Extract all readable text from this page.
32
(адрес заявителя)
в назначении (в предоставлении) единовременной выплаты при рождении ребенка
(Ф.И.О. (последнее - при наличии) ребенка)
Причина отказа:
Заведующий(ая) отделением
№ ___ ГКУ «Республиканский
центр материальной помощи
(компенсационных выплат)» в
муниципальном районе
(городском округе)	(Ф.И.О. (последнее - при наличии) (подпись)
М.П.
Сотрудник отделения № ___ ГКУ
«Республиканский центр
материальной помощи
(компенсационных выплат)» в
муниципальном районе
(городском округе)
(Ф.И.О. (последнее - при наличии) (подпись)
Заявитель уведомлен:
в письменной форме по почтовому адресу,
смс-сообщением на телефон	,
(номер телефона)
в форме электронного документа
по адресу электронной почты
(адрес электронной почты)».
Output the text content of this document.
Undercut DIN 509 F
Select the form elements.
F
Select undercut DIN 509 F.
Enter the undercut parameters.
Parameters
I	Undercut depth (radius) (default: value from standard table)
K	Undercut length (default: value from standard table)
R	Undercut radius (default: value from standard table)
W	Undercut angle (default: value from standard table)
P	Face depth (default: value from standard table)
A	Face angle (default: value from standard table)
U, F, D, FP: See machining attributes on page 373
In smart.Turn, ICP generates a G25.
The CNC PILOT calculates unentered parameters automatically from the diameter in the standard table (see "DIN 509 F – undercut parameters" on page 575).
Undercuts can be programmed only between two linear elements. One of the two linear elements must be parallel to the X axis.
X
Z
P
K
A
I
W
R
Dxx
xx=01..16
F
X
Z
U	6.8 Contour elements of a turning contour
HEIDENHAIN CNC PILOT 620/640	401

⁂

Report how many lines of the listing hold the string "городском", giving only the number.

Result of the exercise: 2